Continue the text on state solar incentives, picking up right after its final sentence.

§ **TEXT BLOCK**
^^^^
Solar incentives by state
Solar incentives are financial programs that reduce the cost of a solar energy system or improve its long-term savings. These benefits come in many forms, including tax credits, rebates, net metering or net billing credits, tax exemptions, and performance-based incentives that pay you for production.
Because each state has its own energy policies, incentive structures can look very different depending on where you live. Some offer generous state tax credits and rebates, while others rely on utility companies to offer bill credits or buyback programs. Knowing how these programs work in your state can make a meaningful difference in total project costs.
This guide explains the main types of state-level solar incentives, how federal and state programs work together, and what to look for to save the most money on your solar installation. You will also find practical tips on timing, paperwork, and how to evaluate installer quotes with your state’s policies in mind.
In this article:
- What are solar incentives?
- Types of state-level solar incentives?
- How incentives vary by state
- Comparing top states for solar incentives
- Benefits of state solar incentives
- Limitations with state solar incentives
- Applying state incentives to your solar project
- Frequently asked questions
What are solar incentives?
Solar incentives fall into three main categories: federal solar tax credits, state programs, and local or utility incentives. Each plays a different role in reducing the overall cost of solar.
Federal programs set the foundation by offering tax credits that apply nationwide, while states often layer on additional benefits, such as income tax credits, rebates, or property tax exemptions. Local governments and utility companies may provide bill credits or performance-based payments that reward you for the electricity your system produces.
Understanding how these programs interact helps you capture every available savings opportunity before installation begins.
^^^^
(Collected data entries)
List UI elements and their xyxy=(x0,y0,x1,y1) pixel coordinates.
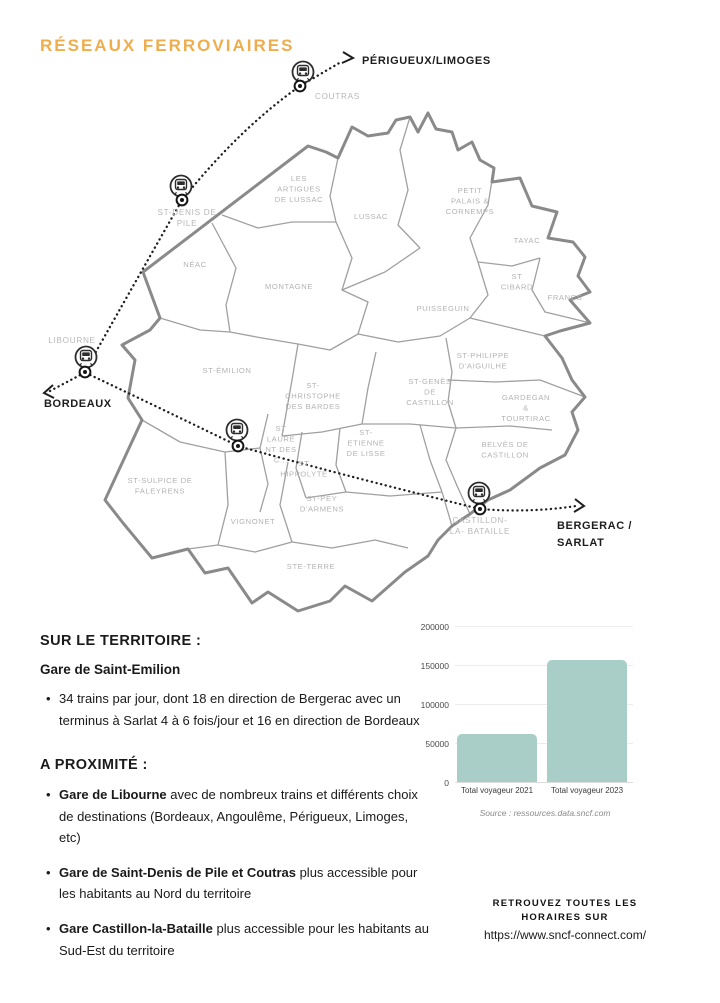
station-label: LIBOURNE xyxy=(48,336,96,345)
y-axis-tick-label: 200000 xyxy=(420,622,449,632)
commune-label: ST-PHILIPPE D'AIGUILHE xyxy=(456,351,510,371)
commune-label: ST-ETIENNE DE LISSE xyxy=(346,428,386,458)
y-axis-tick-label: 50000 xyxy=(425,739,449,749)
list-item: • 34 trains par jour, dont 18 en direction de Bergerac avec un terminus à Sarlat 4 à 6 fois/jour et 16 en direction de Bordeaux xyxy=(59,688,432,731)
chart-plot-area xyxy=(420,622,633,795)
bar-total-voyageur-2023 xyxy=(547,660,627,782)
station-label: COUTRAS xyxy=(315,92,360,101)
commune-label: BELVÈS DE CASTILLON xyxy=(481,440,529,460)
commune-label: LES ARTIGUES DE LUSSAC xyxy=(274,174,324,204)
bar-total-voyageur-2021 xyxy=(457,734,537,782)
territory-heading: SUR LE TERRITOIRE : xyxy=(40,633,202,649)
y-axis-tick-label: 0 xyxy=(444,778,449,788)
station-marker xyxy=(48,336,96,377)
commune-label: ST-GENÈS DE CASTILLON xyxy=(406,377,454,407)
destination-label: BORDEAUX xyxy=(44,398,112,410)
commune-label: ST-PEY D'ARMENS xyxy=(299,494,345,514)
commune-label: TAYAC xyxy=(513,236,541,245)
commune-label: PETIT PALAIS & CORNEMPS xyxy=(445,186,495,216)
commune-label: ST CIBARD xyxy=(500,272,534,292)
commune-label: PUISSEGUIN xyxy=(416,304,470,313)
station-marker xyxy=(227,420,248,452)
stop-dot-icon xyxy=(80,367,91,378)
station-label: ST-DENIS DE PILE xyxy=(157,208,217,228)
train-station-icon xyxy=(76,347,97,368)
commune-label: ST-ÉMILION xyxy=(202,366,252,375)
commune-label: ST-SULPICE DE FALEYRENS xyxy=(127,476,193,496)
passenger-bar-chart xyxy=(415,616,705,831)
list-item: • Gare de Libourne avec de nombreux trains et différents choix de destinations (Bordeaux, Angoulême, Périgueux, Limoges, etc) xyxy=(59,784,432,849)
commune-label: ST-CHRISTOPHE DES BARDES xyxy=(285,381,341,411)
proximity-heading: A PROXIMITÉ : xyxy=(40,757,148,774)
commune-label: GARDEGAN & TOURTIRAC xyxy=(501,393,551,423)
station-markers xyxy=(48,62,510,537)
station-marker xyxy=(293,62,360,102)
chart-source: Source : ressources.data.sncf.com xyxy=(479,808,611,818)
footer-note xyxy=(440,897,690,942)
list-item: • Gare Castillon-la-Bataille plus accessible pour les habitants au Sud-Est du territoire xyxy=(59,918,432,961)
sncf-connect-link[interactable]: https://www.sncf-connect.com/ xyxy=(483,927,647,942)
destination-label: PÉRIGUEUX/LIMOGES xyxy=(362,55,491,67)
territory-bullet-list xyxy=(40,688,432,731)
stop-dot-icon xyxy=(295,81,306,92)
footer-note-line2: HORAIRES SUR xyxy=(521,911,609,923)
x-axis-tick-label: Total voyageur 2023 xyxy=(550,786,624,795)
commune-label: FRANCS xyxy=(547,293,583,302)
arrow-northeast-icon xyxy=(342,52,353,63)
territory-station-name: Gare de Saint-Emilion xyxy=(40,662,181,677)
text-column xyxy=(40,633,432,974)
chart-gridline xyxy=(455,782,633,783)
x-axis-tick-label: Total voyageur 2021 xyxy=(460,786,534,795)
y-axis-tick-label: 100000 xyxy=(420,700,449,710)
train-station-icon xyxy=(469,483,490,504)
stop-dot-icon xyxy=(475,504,486,515)
train-station-icon xyxy=(227,420,248,441)
commune-labels xyxy=(128,174,583,571)
commune-label: ST HIPPOLYTE xyxy=(280,459,328,479)
train-station-icon xyxy=(293,62,314,83)
commune-label: NÉAC xyxy=(183,260,207,269)
station-marker xyxy=(157,176,216,229)
stop-dot-icon xyxy=(177,195,188,206)
footer-note-line1: RETROUVEZ TOUTES LES xyxy=(492,898,638,909)
list-item: • Gare de Saint-Denis de Pile et Coutras plus accessible pour les habitants au Nord du territoire xyxy=(59,862,432,905)
page-title: RÉSEAUX FERROVIAIRES xyxy=(40,36,295,55)
commune-label: MONTAGNE xyxy=(264,282,314,291)
commune-label: ST LAURE NT DES C... xyxy=(265,424,297,465)
destination-labels xyxy=(44,54,632,549)
commune-label: STE-TERRE xyxy=(286,562,336,571)
station-label: CASTILLON-LA- BATAILLE xyxy=(449,516,511,536)
chart-gridline xyxy=(455,626,633,627)
y-axis-tick-label: 150000 xyxy=(420,661,449,671)
proximity-bullet-list xyxy=(40,784,432,961)
commune-label: LUSSAC xyxy=(354,212,388,221)
commune-label: VIGNONET xyxy=(230,517,276,526)
stop-dot-icon xyxy=(233,441,244,452)
destination-label: BERGERAC / SARLAT xyxy=(557,520,633,549)
train-station-icon xyxy=(171,176,192,197)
^^^^
§ **REPLY**
Federal solar investment tax credit
It’s worth noting that Homeowner-owned systems (cash or loan) still qualify for a 30% credit, but the 30% federal solar tax credit ended on December 31, 2025, thanks to the One Big Beautiful Bill (OBBB) (we didn’t name it).
That being said, solar leases and power-purchase agreements still qualify for the credit, so you may still be able to get some of the benefit. Make sure to ask your installer about what makes the most sense for you.
Types of state-level solar incentives
States offer their own programs to make solar more affordable, but the formats, rules, and funding sources vary. Below are the most common state programs and how they typically work.
State tax credits
Several states offer an income tax credit that reduces your state tax liability by a percentage of system costs or up to a set dollar limit. Keep in mind that the order in which you apply incentives can matter — if you claim a cash rebate first, your eligible project cost for the tax credit may be reduced.
Solar rebates
Rebates directly lower upfront solar installation. They’re usually a fixed amount per watt of solar capacity or a one-time payment after installation and inspection. Funding typically comes from state clean energy programs or utility companies. Because rebate budgets can be limited, applying soon after your system passes inspection helps secure your spot before funds run out..
Performance-based incentives and SRECs
Performance-based incentives (PBIs) reward you for the electricity your system generates. In some states, you can earn Solar Renewable Energy Credits (SRECs) for each megawatt-hour produced. Credits can be sold to utilities that need them to meet Renewable Portfolio Standard (RPS) requirements. Prices vary based on market demand.
Net metering and buyback policies
Net metering, net billing, and other buyback programs credit you for the excess electricity your solar system produces that is sent back to the grid. Some states credit at the full retail electricity rate, while others use time-of-use rates or value-based formulas that reflect fluctuating grid demand and energy costs. The credit rate, rollover rules, and how long credits last can impact your solar payback period, so it’s worth reading your utility’s net metering tariff or interconnection agreement closely. Any good solar installer will also know this information.
How incentives vary by state
Solar incentives look different from one state to another because each program reflects local funding levels, policies, and energy market conditions. Key factors include RPS, agency oversight, utility rules, and local utility rates..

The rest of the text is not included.